Problem details
Extract all records. Keep each one exact.

——————————

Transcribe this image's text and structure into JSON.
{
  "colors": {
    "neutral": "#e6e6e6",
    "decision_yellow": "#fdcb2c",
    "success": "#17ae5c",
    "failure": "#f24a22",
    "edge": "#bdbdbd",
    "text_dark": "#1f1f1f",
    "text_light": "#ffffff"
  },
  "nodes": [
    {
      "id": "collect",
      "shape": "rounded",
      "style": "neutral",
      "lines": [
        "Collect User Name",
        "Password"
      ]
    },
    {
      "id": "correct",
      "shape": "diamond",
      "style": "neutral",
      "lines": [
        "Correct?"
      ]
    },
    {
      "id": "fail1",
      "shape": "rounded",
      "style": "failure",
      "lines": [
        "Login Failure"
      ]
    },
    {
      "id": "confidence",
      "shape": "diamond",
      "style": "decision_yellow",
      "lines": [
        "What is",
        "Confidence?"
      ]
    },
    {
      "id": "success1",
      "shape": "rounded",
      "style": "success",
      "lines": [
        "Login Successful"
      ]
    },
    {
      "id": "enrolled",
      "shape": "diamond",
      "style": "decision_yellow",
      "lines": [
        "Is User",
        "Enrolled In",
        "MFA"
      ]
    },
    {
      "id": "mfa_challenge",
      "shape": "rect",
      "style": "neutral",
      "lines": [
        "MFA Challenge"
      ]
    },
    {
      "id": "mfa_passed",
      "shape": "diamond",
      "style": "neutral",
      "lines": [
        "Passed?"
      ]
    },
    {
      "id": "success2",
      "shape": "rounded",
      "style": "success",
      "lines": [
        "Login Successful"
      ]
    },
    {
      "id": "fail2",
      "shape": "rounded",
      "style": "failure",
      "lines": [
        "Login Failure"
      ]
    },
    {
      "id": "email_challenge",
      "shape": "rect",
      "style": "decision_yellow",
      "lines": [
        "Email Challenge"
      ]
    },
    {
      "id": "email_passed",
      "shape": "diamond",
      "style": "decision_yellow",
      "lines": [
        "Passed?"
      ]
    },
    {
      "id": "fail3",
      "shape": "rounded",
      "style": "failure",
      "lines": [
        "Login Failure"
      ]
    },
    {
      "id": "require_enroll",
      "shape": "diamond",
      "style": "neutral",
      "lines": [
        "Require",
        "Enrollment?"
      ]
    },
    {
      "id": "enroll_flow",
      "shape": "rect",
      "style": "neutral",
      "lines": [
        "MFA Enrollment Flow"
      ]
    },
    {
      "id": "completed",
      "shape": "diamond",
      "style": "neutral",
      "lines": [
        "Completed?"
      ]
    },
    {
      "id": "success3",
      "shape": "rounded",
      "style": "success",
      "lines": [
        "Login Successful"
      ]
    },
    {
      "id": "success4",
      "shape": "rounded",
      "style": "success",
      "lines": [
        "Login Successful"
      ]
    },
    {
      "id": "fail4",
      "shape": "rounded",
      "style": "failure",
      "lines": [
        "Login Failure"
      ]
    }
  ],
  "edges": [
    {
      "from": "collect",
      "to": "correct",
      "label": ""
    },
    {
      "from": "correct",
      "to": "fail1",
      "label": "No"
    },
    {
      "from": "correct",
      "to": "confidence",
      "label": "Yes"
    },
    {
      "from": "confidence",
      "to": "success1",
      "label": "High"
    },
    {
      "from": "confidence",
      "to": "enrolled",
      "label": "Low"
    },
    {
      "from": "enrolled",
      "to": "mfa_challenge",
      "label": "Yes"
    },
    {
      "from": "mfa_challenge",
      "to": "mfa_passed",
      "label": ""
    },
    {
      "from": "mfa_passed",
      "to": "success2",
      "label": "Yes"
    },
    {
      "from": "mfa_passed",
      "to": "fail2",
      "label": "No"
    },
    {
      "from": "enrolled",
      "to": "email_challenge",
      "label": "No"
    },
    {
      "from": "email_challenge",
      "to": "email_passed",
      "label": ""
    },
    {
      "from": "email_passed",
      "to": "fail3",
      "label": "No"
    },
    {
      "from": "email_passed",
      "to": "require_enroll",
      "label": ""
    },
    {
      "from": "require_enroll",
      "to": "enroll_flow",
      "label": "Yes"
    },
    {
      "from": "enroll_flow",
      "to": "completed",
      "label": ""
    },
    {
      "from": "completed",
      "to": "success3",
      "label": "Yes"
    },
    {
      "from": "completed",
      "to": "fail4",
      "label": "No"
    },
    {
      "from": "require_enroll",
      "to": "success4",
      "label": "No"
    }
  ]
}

——————————

Answer for the task
Transcribe this image's text and structure into JSON.
{
  "colors": {
    "neutral": "#e6e6e6",
    "decision_yellow": "#fdcb2c",
    "success": "#17ae5c",
    "failure": "#f24a22",
    "edge": "#bdbdbd",
    "text_dark": "#1f1f1f",
    "text_light": "#ffffff"
  },
  "nodes": [
    {
      "id": "collect",
      "shape": "rounded",
      "style": "neutral",
      "lines": [
        "Collect User Name",
        "Password"
      ]
    },
    {
      "id": "correct",
      "shape": "diamond",
      "style": "neutral",
      "lines": [
        "Correct?"
      ]
    },
    {
      "id": "fail1",
      "shape": "rounded",
      "style": "failure",
      "lines": [
        "Login Failure"
      ]
    },
    {
      "id": "confidence",
      "shape": "diamond",
      "style": "decision_yellow",
      "lines": [
        "What is",
        "Confidence?"
      ]
    },
    {
      "id": "success1",
      "shape": "rounded",
      "style": "success",
      "lines": [
        "Login Successful"
      ]
    },
    {
      "id": "enrolled",
      "shape": "diamond",
      "style": "decision_yellow",
      "lines": [
        "Is User",
        "Enrolled In",
        "MFA"
      ]
    },
    {
      "id": "mfa_challenge",
      "shape": "rect",
      "style": "neutral",
      "lines": [
        "MFA Challenge"
      ]
    },
    {
      "id": "mfa_passed",
      "shape": "diamond",
      "style": "neutral",
      "lines": [
        "Passed?"
      ]
    },
    {
      "id": "success2",
      "shape": "rounded",
      "style": "success",
      "lines": [
        "Login Successful"
      ]
    },
    {
      "id": "fail2",
      "shape": "rounded",
      "style": "failure",
      "lines": [
        "Login Failure"
      ]
    },
    {
      "id": "email_challenge",
      "shape": "rect",
      "style": "decision_yellow",
      "lines": [
        "Email Challenge"
      ]
    },
    {
      "id": "email_passed",
      "shape": "diamond",
      "style": "decision_yellow",
      "lines": [
        "Passed?"
      ]
    },
    {
      "id": "fail3",
      "shape": "rounded",
      "style": "failure",
      "lines": [
        "Login Failure"
      ]
    },
    {
      "id": "require_enroll",
      "shape": "diamond",
      "style": "neutral",
      "lines": [
        "Require",
        "Enrollment?"
      ]
    },
    {
      "id": "enroll_flow",
      "shape": "rect",
      "style": "neutral",
      "lines": [
        "MFA Enrollment Flow"
      ]
    },
    {
      "id": "completed",
      "shape": "diamond",
      "style": "neutral",
      "lines": [
        "Completed?"
      ]
    },
    {
      "id": "success3",
      "shape": "rounded",
      "style": "success",
      "lines": [
        "Login Successful"
      ]
    },
    {
      "id": "success4",
      "shape": "rounded",
      "style": "success",
      "lines": [
        "Login Successful"
      ]
    },
    {
      "id": "fail4",
      "shape": "rounded",
      "style": "failure",
      "lines": [
        "Login Failure"
      ]
    }
  ],
  "edges": [
    {
      "from": "collect",
      "to": "correct",
      "label": ""
    },
    {
      "from": "correct",
      "to": "fail1",
      "label": "No"
    },
    {
      "from": "correct",
      "to": "confidence",
      "label": "Yes"
    },
    {
      "from": "confidence",
      "to": "success1",
      "label": "High"
    },
    {
      "from": "confidence",
      "to": "enrolled",
      "label": "Low"
    },
    {
      "from": "enrolled",
      "to": "mfa_challenge",
      "label": "Yes"
    },
    {
      "from": "mfa_challenge",
      "to": "mfa_passed",
      "label": ""
    },
    {
      "from": "mfa_passed",
      "to": "success2",
      "label": "Yes"
    },
    {
      "from": "mfa_passed",
      "to": "fail2",
      "label": "No"
    },
    {
      "from": "enrolled",
      "to": "email_challenge",
      "label": "No"
    },
    {
      "from": "email_challenge",
      "to": "email_passed",
      "label": ""
    },
    {
      "from": "email_passed",
      "to": "fail3",
      "label": "No"
    },
    {
      "from": "email_passed",
      "to": "require_enroll",
      "label": ""
    },
    {
      "from": "require_enroll",
      "to": "enroll_flow",
      "label": "Yes"
    },
    {
      "from": "enroll_flow",
      "to": "completed",
      "label": ""
    },
    {
      "from": "completed",
      "to": "success3",
      "label": "Yes"
    },
    {
      "from": "completed",
      "to": "fail4",
      "label": "No"
    },
    {
      "from": "require_enroll",
      "to": "success4",
      "label": "No"
    }
  ]
}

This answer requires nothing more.